Dataset excerpts
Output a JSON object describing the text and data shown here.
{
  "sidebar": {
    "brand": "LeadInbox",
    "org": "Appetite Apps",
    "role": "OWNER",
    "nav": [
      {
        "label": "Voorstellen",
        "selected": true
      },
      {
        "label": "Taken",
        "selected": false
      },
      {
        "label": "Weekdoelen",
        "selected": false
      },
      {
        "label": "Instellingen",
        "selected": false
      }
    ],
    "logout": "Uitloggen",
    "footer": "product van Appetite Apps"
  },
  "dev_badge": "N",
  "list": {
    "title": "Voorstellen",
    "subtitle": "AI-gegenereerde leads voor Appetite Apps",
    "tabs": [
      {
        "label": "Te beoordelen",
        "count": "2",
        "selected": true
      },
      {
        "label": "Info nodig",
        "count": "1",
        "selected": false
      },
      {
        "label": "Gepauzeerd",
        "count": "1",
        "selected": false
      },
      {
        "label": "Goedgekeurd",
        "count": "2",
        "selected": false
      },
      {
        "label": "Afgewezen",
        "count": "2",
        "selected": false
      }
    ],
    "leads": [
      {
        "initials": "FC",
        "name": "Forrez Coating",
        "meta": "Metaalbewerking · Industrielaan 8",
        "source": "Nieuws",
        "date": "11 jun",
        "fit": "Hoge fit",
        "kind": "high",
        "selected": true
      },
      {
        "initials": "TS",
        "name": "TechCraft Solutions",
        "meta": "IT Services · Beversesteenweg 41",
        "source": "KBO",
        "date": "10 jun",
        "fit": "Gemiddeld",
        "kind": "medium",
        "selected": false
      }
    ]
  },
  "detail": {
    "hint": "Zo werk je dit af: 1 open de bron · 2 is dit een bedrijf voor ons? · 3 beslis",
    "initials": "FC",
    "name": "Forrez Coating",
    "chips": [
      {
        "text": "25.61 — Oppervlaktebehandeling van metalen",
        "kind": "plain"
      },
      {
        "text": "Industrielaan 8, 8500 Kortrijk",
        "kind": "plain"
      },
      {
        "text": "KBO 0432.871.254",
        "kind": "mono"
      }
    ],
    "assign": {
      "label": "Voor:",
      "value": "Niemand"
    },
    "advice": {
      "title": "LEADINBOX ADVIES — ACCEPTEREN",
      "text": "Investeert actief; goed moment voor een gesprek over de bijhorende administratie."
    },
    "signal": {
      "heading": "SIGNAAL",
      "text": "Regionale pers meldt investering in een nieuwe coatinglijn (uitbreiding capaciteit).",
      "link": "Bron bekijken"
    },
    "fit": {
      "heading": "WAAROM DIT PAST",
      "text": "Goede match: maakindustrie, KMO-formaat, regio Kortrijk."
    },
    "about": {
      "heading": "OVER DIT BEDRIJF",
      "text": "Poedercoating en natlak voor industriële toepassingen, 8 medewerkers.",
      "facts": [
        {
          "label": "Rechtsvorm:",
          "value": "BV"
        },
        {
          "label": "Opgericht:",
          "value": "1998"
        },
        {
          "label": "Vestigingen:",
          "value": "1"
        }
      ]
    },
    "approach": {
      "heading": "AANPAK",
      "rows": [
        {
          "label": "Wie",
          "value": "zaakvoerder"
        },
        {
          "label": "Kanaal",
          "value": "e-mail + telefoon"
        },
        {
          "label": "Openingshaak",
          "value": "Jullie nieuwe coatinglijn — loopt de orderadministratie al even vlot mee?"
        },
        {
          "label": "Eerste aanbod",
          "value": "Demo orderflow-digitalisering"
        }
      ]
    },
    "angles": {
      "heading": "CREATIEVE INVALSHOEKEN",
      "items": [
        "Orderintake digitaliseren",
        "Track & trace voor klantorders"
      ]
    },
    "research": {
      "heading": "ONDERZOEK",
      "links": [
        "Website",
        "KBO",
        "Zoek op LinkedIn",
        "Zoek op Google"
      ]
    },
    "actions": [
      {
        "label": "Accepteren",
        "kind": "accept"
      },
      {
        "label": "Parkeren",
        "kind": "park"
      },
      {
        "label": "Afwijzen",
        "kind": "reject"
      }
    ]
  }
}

Job
Return only the count of lines in the records that hold the word "Industrielaan".

Final result
2